*** Provided records
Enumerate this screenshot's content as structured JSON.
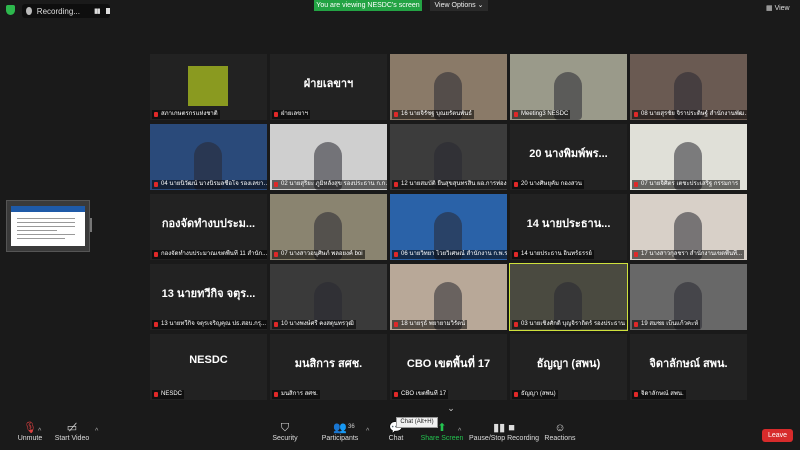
{
  "topbar": {
    "recording_label": "Recording...",
    "viewing_banner": "You are viewing NESDC's screen",
    "view_options": "View Options",
    "view_label": "View"
  },
  "tiles": [
    {
      "caption": "สภาเกษตรกรแห่งชาติ",
      "big": ""
    },
    {
      "caption": "ฝ่ายเลขาฯ",
      "big": "ฝ่ายเลขาฯ"
    },
    {
      "caption": "16 นายจิรัชฐ บุณยรัตนพันธ์",
      "big": ""
    },
    {
      "caption": "Meeting3 NESDC",
      "big": ""
    },
    {
      "caption": "08 นายสุรชัย จิราประดิษฐ์ สำนักงานพัฒนา...",
      "big": ""
    },
    {
      "caption": "04 นายนิวัฒน์ นางนิรมลชื่อโจ รองเลขาธิการ...",
      "big": ""
    },
    {
      "caption": "02 นายสุริยะ ภูมิหลังสุข รองประธาน ก.กศ.ส.",
      "big": ""
    },
    {
      "caption": "12 นายสมบัติ ยืนสุขสุนทรสิน ผอ.การท่องเที่ยว",
      "big": ""
    },
    {
      "caption": "20 นางศิษยุคัม กองสวน",
      "big": "20 นางพิมพ์พร..."
    },
    {
      "caption": "07 นายจิศิตร เตชะประเสริฐ กรรมการ",
      "big": ""
    },
    {
      "caption": "กองจัดทำงบประมาณเขตพื้นที่ 11 สำนัก...",
      "big": "กองจัดทำงบประม..."
    },
    {
      "caption": "07 นางสาวอนุศิษภ์ พลอยงค์ boi",
      "big": ""
    },
    {
      "caption": "06 นายวิทยา ไวยวิเศษณ์ สำนักงาน ก.พ.ร.",
      "big": ""
    },
    {
      "caption": "14 นายประธาน อินทร์ธรรย์",
      "big": "14 นายประธาน..."
    },
    {
      "caption": "17 นางสาวกุลชรา สำนักงานเขตพื้นที่...",
      "big": ""
    },
    {
      "caption": "13 นายทวีกิจ จตุรเจริญคุณ ปธ.สอบ.กรุ...",
      "big": "13 นายทวีกิจ จตุร..."
    },
    {
      "caption": "10 นางพงษ์ศรี คงสตุนทรวุฒิ",
      "big": ""
    },
    {
      "caption": "18 นายรุธ์ พยายามวิรัตน์",
      "big": ""
    },
    {
      "caption": "03 นายเชิงศักดิ์ บุญจิราถิตร์ รองประธาน ก.กศ.",
      "big": ""
    },
    {
      "caption": "19 สมชย เบ็นแก้วคะห์",
      "big": ""
    },
    {
      "caption": "NESDC",
      "big": "NESDC"
    },
    {
      "caption": "มนสิการ สศช.",
      "big": "มนสิการ สศช."
    },
    {
      "caption": "CBO เขตพื้นที่ 17",
      "big": "CBO เขตพื้นที่ 17"
    },
    {
      "caption": "ธัญญา (สพน)",
      "big": "ธัญญา (สพน)"
    },
    {
      "caption": "จิดาลักษณ์ สพน.",
      "big": "จิดาลักษณ์ สพน."
    }
  ],
  "toolbar": {
    "unmute": "Unmute",
    "start_video": "Start Video",
    "security": "Security",
    "participants": "Participants",
    "participants_count": "36",
    "chat": "Chat",
    "share_screen": "Share Screen",
    "record": "Pause/Stop Recording",
    "reactions": "Reactions",
    "leave": "Leave",
    "chat_tooltip": "Chat (Alt+H)"
  },
  "colors": {
    "share_green": "#23a344",
    "leave_red": "#d72b2b",
    "active_speaker": "#cfe13c"
  }
}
******
Look through the entries and find each line that has the string "นายประธาน". Copy those lines.

      "caption": "14 นายประธาน อินทร์ธรรย์",
      "big": "14 นายประธาน..."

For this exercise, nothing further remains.